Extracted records
"""
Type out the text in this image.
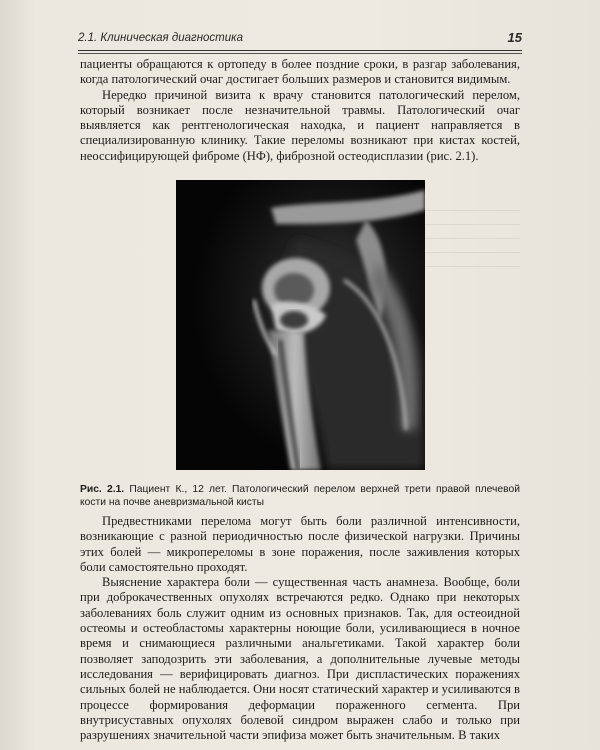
2.1. Клиническая диагностика	15

пациенты обращаются к ортопеду в более поздние сроки, в разгар заболевания, когда патологический очаг достигает больших размеров и становится видимым.

Нередко причиной визита к врачу становится патологический перелом, который возникает после незначительной травмы. Патологический очаг выявляется как рентгенологическая находка, и пациент направляется в специализированную клинику. Такие переломы возникают при кистах костей, неоссифицирующей фиброме (НФ), фиброзной остеодисплазии (рис. 2.1).

Рис. 2.1. Пациент К., 12 лет. Патологический перелом верхней трети правой плечевой кости на почве аневризмальной кисты

Предвестниками перелома могут быть боли различной интенсивности, возникающие с разной периодичностью после физической нагрузки. Причины этих болей — микропереломы в зоне поражения, после заживления которых боли самостоятельно проходят.

Выяснение характера боли — существенная часть анамнеза. Вообще, боли при доброкачественных опухолях встречаются редко. Однако при некоторых заболеваниях боль служит одним из основных признаков. Так, для остеоидной остеомы и остеобластомы характерны ноющие боли, усиливающиеся в ночное время и снимающиеся различными анальгетиками. Такой характер боли позволяет заподозрить эти заболевания, а дополнительные лучевые методы исследования — верифицировать диагноз. При диспластических поражениях сильных болей не наблюдается. Они носят статический характер и усиливаются в процессе формирования деформации пораженного сегмента. При внутрисуставных опухолях болевой синдром выражен слабо и только при разрушениях значительной части эпифиза может быть значительным. В таких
"""
→ SET PROBLEM
Do not include images; quote all of the entries above exactly.

→ COMPLETED TASK
Type out the text in this image.
2.1. Клиническая диагностика	15

пациенты обращаются к ортопеду в более поздние сроки, в разгар заболевания, когда патологический очаг достигает больших размеров и становится видимым.

Нередко причиной визита к врачу становится патологический перелом, который возникает после незначительной травмы. Патологический очаг выявляется как рентгенологическая находка, и пациент направляется в специализированную клинику. Такие переломы возникают при кистах костей, неоссифицирующей фиброме (НФ), фиброзной остеодисплазии (рис. 2.1).

Рис. 2.1. Пациент К., 12 лет. Патологический перелом верхней трети правой плечевой кости на почве аневризмальной кисты

Предвестниками перелома могут быть боли различной интенсивности, возникающие с разной периодичностью после физической нагрузки. Причины этих болей — микропереломы в зоне поражения, после заживления которых боли самостоятельно проходят.

Выяснение характера боли — существенная часть анамнеза. Вообще, боли при доброкачественных опухолях встречаются редко. Однако при некоторых заболеваниях боль служит одним из основных признаков. Так, для остеоидной остеомы и остеобластомы характерны ноющие боли, усиливающиеся в ночное время и снимающиеся различными анальгетиками. Такой характер боли позволяет заподозрить эти заболевания, а дополнительные лучевые методы исследования — верифицировать диагноз. При диспластических поражениях сильных болей не наблюдается. Они носят статический характер и усиливаются в процессе формирования деформации пораженного сегмента. При внутрисуставных опухолях болевой синдром выражен слабо и только при разрушениях значительной части эпифиза может быть значительным. В таких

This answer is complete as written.